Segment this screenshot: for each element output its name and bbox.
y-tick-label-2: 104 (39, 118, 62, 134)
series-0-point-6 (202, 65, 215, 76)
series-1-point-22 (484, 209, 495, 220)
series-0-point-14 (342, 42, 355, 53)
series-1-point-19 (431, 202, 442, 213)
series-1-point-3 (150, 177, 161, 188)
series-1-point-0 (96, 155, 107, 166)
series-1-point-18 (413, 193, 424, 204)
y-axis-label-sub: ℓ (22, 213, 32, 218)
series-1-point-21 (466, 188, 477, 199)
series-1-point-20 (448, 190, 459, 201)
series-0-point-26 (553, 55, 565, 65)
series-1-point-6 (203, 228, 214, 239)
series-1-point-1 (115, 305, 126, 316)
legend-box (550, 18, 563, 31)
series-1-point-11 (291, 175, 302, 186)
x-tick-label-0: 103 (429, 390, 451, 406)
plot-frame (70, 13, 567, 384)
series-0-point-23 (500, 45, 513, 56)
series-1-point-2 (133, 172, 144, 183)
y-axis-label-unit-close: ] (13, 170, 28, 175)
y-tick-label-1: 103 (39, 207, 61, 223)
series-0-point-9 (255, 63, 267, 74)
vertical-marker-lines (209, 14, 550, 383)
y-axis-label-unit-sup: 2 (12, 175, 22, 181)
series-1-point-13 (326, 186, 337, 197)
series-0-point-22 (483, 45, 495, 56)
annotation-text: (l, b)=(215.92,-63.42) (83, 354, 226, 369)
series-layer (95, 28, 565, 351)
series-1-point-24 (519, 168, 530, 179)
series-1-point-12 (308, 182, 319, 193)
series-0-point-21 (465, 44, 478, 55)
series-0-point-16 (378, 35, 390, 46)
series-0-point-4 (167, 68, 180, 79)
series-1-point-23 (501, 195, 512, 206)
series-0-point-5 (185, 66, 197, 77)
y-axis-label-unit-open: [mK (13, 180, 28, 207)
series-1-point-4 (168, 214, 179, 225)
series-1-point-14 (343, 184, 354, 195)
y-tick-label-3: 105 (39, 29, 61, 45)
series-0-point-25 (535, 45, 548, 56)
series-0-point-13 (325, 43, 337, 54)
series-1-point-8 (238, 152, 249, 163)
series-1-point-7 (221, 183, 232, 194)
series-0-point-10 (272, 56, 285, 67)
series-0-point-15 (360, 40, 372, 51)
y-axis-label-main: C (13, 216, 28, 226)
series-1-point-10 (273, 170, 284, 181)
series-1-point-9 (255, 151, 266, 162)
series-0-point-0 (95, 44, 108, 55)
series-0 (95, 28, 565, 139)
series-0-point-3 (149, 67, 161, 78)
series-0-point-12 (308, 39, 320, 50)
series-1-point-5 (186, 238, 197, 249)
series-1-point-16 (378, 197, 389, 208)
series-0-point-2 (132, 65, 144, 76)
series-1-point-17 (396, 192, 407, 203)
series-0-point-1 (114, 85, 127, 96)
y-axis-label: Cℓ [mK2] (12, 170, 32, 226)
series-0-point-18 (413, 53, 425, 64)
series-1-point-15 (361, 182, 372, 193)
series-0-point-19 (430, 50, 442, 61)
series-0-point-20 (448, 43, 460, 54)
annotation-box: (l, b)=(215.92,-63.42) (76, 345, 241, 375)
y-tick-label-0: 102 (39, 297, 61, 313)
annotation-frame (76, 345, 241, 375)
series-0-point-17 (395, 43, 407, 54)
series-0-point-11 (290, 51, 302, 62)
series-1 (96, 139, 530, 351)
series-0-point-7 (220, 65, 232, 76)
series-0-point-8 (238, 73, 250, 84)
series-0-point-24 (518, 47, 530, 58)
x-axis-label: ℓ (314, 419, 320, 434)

_____

[Challenge]
Duplicate the rows from the start of the rows through the line containing "vertical-marker-lines (209, 14, 550, 383)", with both ends included, and keep each line unchanged.

[Output]
Segment this screenshot: for each element output its name and bbox.
y-tick-label-2: 104 (39, 118, 62, 134)
series-0-point-6 (202, 65, 215, 76)
series-1-point-22 (484, 209, 495, 220)
series-0-point-14 (342, 42, 355, 53)
series-1-point-19 (431, 202, 442, 213)
series-1-point-3 (150, 177, 161, 188)
series-1-point-0 (96, 155, 107, 166)
series-1-point-18 (413, 193, 424, 204)
y-axis-label-sub: ℓ (22, 213, 32, 218)
series-1-point-21 (466, 188, 477, 199)
series-1-point-20 (448, 190, 459, 201)
series-0-point-26 (553, 55, 565, 65)
series-1-point-6 (203, 228, 214, 239)
series-1-point-1 (115, 305, 126, 316)
legend-box (550, 18, 563, 31)
series-1-point-11 (291, 175, 302, 186)
x-tick-label-0: 103 (429, 390, 451, 406)
plot-frame (70, 13, 567, 384)
series-0-point-23 (500, 45, 513, 56)
series-1-point-2 (133, 172, 144, 183)
y-axis-label-unit-close: ] (13, 170, 28, 175)
y-tick-label-1: 103 (39, 207, 61, 223)
series-0-point-9 (255, 63, 267, 74)
vertical-marker-lines (209, 14, 550, 383)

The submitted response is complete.